--- Begin DATASET ENTRIES ---

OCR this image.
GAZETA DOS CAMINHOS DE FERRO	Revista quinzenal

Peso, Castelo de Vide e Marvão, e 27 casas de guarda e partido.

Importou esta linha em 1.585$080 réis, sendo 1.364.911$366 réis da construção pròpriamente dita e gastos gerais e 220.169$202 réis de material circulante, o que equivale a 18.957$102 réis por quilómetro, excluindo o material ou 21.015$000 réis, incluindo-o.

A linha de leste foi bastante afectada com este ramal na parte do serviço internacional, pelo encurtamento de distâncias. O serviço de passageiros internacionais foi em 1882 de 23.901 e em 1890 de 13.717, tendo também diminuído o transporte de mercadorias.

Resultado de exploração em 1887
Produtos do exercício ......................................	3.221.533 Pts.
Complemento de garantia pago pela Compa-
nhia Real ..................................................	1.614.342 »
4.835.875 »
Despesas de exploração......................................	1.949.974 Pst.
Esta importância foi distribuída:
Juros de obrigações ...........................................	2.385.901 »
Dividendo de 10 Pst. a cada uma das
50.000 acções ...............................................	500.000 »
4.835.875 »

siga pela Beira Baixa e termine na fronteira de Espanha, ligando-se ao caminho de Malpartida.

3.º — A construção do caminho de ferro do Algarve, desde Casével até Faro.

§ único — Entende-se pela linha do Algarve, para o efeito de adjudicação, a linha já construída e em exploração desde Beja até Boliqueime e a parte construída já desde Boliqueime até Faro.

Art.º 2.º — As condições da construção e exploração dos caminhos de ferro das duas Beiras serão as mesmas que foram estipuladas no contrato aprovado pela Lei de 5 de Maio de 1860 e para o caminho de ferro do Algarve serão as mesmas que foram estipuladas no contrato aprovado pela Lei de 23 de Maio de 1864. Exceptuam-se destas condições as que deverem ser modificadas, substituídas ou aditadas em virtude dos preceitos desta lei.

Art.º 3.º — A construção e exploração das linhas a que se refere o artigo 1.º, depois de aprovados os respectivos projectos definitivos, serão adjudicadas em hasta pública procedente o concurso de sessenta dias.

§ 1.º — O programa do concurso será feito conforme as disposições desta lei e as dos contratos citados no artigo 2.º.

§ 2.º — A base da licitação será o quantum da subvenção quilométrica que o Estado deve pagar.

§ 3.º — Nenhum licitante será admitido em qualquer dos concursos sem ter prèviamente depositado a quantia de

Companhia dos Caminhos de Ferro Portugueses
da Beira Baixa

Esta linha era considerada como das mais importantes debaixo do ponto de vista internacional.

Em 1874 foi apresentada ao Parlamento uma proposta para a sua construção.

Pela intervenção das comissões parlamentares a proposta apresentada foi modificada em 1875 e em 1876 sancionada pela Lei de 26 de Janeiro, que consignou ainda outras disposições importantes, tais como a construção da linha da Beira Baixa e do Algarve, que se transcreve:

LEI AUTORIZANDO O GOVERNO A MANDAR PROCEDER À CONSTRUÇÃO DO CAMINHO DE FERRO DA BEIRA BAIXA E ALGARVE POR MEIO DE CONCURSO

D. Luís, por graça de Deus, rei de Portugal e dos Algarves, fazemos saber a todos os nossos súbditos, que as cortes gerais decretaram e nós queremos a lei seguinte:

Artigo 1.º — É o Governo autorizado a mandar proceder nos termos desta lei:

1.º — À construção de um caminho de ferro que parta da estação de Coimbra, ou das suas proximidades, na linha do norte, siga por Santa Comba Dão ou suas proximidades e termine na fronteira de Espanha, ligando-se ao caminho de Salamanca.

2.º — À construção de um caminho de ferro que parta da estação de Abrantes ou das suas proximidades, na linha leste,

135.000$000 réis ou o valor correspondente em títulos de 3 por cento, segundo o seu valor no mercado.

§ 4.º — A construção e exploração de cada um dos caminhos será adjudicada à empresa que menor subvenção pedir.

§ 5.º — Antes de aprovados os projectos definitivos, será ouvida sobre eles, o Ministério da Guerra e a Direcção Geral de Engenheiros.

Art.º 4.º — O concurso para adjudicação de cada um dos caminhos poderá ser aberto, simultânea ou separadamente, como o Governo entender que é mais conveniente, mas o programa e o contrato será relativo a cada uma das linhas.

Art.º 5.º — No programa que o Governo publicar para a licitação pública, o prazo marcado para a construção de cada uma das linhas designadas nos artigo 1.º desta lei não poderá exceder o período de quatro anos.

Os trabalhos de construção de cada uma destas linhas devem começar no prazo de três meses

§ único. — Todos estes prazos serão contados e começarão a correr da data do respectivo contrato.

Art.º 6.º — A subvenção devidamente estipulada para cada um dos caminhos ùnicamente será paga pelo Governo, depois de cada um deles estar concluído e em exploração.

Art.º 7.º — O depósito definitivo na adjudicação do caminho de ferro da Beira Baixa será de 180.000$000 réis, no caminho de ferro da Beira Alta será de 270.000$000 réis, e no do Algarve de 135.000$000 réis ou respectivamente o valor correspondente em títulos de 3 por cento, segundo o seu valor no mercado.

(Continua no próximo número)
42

--- End DATASET ENTRIES ---

:: WHAT THE EXERCISE ASKS ::
Where a line in the entries holds the word "projectos", copy that line.

:: REPLY TO THE TASK ::
Art.º 3.º — A construção e exploração das linhas a que se refere o artigo 1.º, depois de aprovados os respectivos projectos definitivos, serão adjudicadas em hasta pública procedente o concurso de sessenta dias.
§ 5.º — Antes de aprovados os projectos definitivos, será ouvida sobre eles, o Ministério da Guerra e a Direcção Geral de Engenheiros.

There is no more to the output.